## PROBLEM DETAILS
What follows is a block of records; reproduce all of it verbatim.

## MATERIALS PROVIDED
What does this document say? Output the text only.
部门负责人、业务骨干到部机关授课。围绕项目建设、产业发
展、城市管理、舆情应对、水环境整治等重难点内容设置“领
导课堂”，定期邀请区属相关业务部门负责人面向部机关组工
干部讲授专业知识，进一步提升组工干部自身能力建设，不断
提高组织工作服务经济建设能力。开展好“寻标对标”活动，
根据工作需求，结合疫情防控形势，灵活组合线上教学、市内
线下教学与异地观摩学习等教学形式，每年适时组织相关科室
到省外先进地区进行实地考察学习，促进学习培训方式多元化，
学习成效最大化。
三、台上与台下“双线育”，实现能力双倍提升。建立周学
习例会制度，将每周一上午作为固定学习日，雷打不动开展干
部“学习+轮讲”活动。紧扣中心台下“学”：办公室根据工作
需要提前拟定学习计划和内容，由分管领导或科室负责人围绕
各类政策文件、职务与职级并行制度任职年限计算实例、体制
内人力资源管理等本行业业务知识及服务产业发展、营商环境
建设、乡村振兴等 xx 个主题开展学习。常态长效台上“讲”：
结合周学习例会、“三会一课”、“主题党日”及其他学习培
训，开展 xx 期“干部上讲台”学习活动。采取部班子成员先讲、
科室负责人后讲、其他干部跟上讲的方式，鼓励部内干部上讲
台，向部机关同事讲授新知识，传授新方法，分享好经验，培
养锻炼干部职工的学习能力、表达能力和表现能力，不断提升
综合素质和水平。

## FULL ANSWER
What does this document say? Output the text only.
部门负责人、业务骨干到部机关授课。围绕项目建设、产业发
展、城市管理、舆情应对、水环境整治等重难点内容设置“领
导课堂”，定期邀请区属相关业务部门负责人面向部机关组工
干部讲授专业知识，进一步提升组工干部自身能力建设，不断
提高组织工作服务经济建设能力。开展好“寻标对标”活动，
根据工作需求，结合疫情防控形势，灵活组合线上教学、市内
线下教学与异地观摩学习等教学形式，每年适时组织相关科室
到省外先进地区进行实地考察学习，促进学习培训方式多元化，
学习成效最大化。
三、台上与台下“双线育”，实现能力双倍提升。建立周学
习例会制度，将每周一上午作为固定学习日，雷打不动开展干
部“学习+轮讲”活动。紧扣中心台下“学”：办公室根据工作
需要提前拟定学习计划和内容，由分管领导或科室负责人围绕
各类政策文件、职务与职级并行制度任职年限计算实例、体制
内人力资源管理等本行业业务知识及服务产业发展、营商环境
建设、乡村振兴等 xx 个主题开展学习。常态长效台上“讲”：
结合周学习例会、“三会一课”、“主题党日”及其他学习培
训，开展 xx 期“干部上讲台”学习活动。采取部班子成员先讲、
科室负责人后讲、其他干部跟上讲的方式，鼓励部内干部上讲
台，向部机关同事讲授新知识，传授新方法，分享好经验，培
养锻炼干部职工的学习能力、表达能力和表现能力，不断提升
综合素质和水平。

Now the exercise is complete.